##### Entries provided #####

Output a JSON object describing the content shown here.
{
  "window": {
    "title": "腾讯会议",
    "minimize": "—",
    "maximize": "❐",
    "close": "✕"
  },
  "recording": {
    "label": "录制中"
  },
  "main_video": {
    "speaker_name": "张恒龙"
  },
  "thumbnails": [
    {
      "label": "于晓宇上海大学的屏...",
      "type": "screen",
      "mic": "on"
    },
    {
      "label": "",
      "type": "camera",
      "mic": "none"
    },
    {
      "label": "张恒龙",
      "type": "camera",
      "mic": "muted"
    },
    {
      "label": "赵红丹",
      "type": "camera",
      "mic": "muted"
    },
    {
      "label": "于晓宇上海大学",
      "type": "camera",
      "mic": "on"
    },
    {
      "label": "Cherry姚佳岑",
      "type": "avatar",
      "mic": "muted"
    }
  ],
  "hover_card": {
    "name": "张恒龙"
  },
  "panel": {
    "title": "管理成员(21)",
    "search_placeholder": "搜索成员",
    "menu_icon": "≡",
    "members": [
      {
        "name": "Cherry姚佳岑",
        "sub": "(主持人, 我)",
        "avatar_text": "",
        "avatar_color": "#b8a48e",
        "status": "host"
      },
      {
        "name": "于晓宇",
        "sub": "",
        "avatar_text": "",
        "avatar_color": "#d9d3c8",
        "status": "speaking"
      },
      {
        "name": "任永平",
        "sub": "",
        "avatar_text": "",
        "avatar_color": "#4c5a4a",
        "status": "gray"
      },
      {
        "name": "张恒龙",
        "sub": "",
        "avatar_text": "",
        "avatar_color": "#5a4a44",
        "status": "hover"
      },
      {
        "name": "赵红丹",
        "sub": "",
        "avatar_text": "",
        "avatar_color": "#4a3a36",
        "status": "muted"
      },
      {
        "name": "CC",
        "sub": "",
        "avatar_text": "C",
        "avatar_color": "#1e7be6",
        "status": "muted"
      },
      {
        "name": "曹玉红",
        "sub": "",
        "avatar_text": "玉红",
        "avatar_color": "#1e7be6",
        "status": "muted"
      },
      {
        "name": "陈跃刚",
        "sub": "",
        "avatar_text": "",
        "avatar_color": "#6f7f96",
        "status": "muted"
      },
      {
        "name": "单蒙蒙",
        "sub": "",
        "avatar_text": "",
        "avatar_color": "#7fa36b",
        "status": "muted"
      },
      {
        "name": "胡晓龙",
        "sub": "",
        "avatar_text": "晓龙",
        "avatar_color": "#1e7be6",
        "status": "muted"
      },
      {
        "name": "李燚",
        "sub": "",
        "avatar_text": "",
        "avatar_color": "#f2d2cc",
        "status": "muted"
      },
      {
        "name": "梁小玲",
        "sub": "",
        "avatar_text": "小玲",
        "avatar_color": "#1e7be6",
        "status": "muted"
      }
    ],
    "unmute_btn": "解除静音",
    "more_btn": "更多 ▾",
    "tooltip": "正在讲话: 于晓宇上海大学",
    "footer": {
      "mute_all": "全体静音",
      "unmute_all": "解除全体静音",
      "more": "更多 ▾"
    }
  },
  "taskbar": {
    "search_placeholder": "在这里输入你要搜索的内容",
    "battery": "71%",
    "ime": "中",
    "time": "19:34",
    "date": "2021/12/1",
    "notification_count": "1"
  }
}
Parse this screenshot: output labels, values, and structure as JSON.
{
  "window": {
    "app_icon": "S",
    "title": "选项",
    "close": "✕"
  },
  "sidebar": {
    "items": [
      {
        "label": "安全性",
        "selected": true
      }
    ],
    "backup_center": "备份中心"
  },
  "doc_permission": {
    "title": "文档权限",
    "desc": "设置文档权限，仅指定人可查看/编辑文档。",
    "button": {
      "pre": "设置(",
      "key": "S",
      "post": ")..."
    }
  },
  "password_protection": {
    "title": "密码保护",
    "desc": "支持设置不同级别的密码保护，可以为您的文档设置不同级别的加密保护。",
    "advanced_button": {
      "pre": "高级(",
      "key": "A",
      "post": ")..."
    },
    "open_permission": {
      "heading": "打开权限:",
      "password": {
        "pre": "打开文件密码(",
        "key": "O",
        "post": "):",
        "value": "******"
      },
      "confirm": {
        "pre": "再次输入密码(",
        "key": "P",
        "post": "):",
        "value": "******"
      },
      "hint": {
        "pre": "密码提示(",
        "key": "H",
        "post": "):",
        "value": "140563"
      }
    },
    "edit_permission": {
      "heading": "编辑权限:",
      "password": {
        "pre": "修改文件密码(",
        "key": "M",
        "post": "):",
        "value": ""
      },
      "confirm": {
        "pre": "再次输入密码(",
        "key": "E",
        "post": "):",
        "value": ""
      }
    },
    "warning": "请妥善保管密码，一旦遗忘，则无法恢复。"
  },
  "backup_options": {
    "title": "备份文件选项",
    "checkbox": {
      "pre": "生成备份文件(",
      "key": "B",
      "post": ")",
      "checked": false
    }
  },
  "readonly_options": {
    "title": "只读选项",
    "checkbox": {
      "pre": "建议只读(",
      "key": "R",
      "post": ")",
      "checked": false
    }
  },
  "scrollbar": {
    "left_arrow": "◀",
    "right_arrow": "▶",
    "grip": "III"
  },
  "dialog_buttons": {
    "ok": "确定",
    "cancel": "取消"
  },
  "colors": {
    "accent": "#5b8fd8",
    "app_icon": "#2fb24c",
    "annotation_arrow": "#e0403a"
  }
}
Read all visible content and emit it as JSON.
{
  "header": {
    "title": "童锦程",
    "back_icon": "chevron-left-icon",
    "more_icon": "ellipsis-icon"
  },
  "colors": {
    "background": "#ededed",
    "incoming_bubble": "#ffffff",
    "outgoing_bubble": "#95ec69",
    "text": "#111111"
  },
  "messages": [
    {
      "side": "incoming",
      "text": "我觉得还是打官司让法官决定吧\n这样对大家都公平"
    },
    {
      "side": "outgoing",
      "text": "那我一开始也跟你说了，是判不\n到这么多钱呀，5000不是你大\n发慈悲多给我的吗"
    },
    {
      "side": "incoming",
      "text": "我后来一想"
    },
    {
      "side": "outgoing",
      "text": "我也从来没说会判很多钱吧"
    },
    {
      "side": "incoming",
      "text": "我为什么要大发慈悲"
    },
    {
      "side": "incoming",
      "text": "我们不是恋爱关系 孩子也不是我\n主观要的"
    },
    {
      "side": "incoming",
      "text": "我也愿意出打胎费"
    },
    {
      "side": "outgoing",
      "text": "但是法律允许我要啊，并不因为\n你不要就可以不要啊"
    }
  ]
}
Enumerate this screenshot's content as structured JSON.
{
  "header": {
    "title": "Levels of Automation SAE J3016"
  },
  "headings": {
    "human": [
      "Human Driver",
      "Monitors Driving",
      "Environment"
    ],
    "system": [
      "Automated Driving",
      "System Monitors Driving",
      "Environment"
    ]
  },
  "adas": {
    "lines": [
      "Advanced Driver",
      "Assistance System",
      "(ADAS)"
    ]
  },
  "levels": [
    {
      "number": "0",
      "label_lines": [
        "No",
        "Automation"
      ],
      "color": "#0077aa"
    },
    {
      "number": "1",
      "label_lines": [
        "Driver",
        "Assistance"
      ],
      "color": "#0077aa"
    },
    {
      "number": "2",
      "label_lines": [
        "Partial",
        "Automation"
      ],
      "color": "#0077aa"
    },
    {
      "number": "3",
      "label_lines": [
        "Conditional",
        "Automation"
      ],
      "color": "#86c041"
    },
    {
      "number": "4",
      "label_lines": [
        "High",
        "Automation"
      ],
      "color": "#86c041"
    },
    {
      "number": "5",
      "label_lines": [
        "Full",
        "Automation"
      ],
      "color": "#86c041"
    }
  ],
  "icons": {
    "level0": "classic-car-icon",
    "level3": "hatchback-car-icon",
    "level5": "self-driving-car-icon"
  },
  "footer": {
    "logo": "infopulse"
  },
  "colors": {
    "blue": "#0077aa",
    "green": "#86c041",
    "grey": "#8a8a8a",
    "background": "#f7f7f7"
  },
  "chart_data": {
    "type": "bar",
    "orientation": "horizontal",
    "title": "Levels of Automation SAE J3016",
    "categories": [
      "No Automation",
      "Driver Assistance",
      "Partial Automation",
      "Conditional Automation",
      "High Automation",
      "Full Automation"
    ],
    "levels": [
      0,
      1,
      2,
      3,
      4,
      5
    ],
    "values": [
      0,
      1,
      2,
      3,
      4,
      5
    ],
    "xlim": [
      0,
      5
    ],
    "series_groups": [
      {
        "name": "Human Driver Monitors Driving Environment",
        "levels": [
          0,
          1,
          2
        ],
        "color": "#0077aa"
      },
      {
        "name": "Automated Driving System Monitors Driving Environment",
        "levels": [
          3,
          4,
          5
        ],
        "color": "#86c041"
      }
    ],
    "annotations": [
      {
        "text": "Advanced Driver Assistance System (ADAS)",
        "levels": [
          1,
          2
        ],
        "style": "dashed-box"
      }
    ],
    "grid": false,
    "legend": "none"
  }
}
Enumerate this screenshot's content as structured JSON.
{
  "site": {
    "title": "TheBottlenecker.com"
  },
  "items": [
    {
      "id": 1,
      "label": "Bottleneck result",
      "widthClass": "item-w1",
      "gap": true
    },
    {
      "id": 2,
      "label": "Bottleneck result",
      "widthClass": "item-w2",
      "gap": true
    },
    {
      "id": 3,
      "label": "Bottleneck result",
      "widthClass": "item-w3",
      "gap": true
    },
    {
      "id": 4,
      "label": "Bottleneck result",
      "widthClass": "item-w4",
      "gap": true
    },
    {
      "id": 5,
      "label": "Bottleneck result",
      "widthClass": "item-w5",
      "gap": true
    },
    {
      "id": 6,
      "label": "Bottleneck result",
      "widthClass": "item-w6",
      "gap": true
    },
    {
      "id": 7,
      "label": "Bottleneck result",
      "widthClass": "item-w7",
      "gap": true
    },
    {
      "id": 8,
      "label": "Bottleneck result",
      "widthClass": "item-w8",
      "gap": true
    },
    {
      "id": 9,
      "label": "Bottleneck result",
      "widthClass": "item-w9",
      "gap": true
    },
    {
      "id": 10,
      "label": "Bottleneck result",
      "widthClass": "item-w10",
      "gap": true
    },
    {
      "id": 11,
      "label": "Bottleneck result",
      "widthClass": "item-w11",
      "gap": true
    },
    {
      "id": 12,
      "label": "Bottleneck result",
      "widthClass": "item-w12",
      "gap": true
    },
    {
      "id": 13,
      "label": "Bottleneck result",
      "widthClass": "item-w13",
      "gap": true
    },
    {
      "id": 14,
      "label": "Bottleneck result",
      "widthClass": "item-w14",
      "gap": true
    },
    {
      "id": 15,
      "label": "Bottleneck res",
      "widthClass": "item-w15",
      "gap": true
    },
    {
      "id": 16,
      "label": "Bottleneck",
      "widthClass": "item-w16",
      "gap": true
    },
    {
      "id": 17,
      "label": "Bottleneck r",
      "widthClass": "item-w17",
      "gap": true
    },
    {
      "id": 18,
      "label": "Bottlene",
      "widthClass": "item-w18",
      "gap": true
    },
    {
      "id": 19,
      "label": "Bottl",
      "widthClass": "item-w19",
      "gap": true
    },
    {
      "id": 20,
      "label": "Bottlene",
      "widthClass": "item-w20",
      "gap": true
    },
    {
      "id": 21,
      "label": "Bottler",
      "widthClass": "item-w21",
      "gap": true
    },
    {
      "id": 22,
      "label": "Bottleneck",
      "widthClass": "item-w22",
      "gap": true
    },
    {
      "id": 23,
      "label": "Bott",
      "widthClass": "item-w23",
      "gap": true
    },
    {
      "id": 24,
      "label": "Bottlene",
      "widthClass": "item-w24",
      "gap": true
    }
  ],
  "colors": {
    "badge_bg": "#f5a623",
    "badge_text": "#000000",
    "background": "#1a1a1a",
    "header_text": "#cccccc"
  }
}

#####

What to work on:
Where a line above contains the string "title", copy that line.

Task solution:
    "title": "腾讯会议",
    "title": "管理成员(21)",
    "title": "选项",
    "title": "文档权限",
    "title": "密码保护",
    "title": "备份文件选项",
    "title": "只读选项",
    "title": "童锦程",
    "title": "Levels of Automation SAE J3016"
    "title": "Levels of Automation SAE J3016",
    "title": "TheBottlenecker.com"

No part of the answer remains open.